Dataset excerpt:
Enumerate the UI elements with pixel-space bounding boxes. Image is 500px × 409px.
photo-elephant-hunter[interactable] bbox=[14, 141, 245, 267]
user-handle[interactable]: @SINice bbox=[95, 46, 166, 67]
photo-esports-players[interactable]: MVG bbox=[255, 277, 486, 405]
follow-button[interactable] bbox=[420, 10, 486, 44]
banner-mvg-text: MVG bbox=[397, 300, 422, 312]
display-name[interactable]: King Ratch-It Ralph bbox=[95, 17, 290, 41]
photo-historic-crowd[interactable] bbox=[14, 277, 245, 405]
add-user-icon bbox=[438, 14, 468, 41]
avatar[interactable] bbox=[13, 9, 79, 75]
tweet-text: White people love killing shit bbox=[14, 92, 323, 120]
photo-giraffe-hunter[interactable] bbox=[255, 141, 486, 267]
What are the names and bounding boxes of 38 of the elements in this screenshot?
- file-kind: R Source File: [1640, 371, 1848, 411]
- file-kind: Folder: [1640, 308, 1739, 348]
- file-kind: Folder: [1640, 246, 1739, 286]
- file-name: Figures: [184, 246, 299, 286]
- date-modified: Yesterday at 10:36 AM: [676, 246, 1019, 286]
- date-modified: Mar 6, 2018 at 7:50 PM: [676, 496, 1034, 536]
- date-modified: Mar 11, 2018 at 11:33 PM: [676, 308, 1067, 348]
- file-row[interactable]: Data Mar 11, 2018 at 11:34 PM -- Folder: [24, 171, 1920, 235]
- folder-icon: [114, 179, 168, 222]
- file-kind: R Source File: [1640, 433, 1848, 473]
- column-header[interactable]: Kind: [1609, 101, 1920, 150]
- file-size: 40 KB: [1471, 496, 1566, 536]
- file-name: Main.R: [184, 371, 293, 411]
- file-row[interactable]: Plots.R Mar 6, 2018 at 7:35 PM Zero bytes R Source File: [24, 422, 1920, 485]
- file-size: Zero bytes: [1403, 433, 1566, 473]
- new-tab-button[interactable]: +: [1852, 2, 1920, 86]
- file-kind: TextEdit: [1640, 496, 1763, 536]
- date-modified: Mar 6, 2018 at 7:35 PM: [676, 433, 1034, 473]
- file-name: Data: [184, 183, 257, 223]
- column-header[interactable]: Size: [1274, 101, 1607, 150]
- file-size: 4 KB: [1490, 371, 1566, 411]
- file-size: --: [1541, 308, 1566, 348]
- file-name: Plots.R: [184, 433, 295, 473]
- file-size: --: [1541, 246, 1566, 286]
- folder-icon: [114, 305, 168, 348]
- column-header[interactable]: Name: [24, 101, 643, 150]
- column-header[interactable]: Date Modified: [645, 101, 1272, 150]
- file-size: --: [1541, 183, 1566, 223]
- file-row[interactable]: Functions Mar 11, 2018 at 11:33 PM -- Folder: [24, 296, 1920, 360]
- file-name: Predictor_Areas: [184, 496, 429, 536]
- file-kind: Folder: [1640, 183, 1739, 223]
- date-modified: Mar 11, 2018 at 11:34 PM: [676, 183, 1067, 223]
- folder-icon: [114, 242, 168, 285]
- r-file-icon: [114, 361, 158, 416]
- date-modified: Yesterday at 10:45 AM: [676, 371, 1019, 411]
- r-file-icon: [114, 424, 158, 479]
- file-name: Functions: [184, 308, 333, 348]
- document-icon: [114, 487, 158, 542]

• **Written problem**: Output the records from the start through the line containing "- file-name: Main.R: [184, 371, 293, 411]" as a numbered list, leaving out any blank lines.

• **Task result**:
1. Enumerate the UI elements with pixel-space bounding boxes. Image is 500px × 409px.
2. photo-elephant-hunter[interactable] bbox=[14, 141, 245, 267]
3. user-handle[interactable]: @SINice bbox=[95, 46, 166, 67]
4. photo-esports-players[interactable]: MVG bbox=[255, 277, 486, 405]
5. follow-button[interactable] bbox=[420, 10, 486, 44]
6. banner-mvg-text: MVG bbox=[397, 300, 422, 312]
7. display-name[interactable]: King Ratch-It Ralph bbox=[95, 17, 290, 41]
8. photo-historic-crowd[interactable] bbox=[14, 277, 245, 405]
9. add-user-icon bbox=[438, 14, 468, 41]
10. avatar[interactable] bbox=[13, 9, 79, 75]
11. tweet-text: White people love killing shit bbox=[14, 92, 323, 120]
12. photo-giraffe-hunter[interactable] bbox=[255, 141, 486, 267]
13. What are the names and bounding boxes of 38 of the elements in this screenshot?
14. - file-kind: R Source File: [1640, 371, 1848, 411]
15. - file-kind: Folder: [1640, 308, 1739, 348]
16. - file-kind: Folder: [1640, 246, 1739, 286]
17. - file-name: Figures: [184, 246, 299, 286]
18. - date-modified: Yesterday at 10:36 AM: [676, 246, 1019, 286]
19. - date-modified: Mar 6, 2018 at 7:50 PM: [676, 496, 1034, 536]
20. - date-modified: Mar 11, 2018 at 11:33 PM: [676, 308, 1067, 348]
21. - file-row[interactable]: Data Mar 11, 2018 at 11:34 PM -- Folder: [24, 171, 1920, 235]
22. - folder-icon: [114, 179, 168, 222]
23. - file-kind: R Source File: [1640, 433, 1848, 473]
24. - column-header[interactable]: Kind: [1609, 101, 1920, 150]
25. - file-size: 40 KB: [1471, 496, 1566, 536]
26. - file-name: Main.R: [184, 371, 293, 411]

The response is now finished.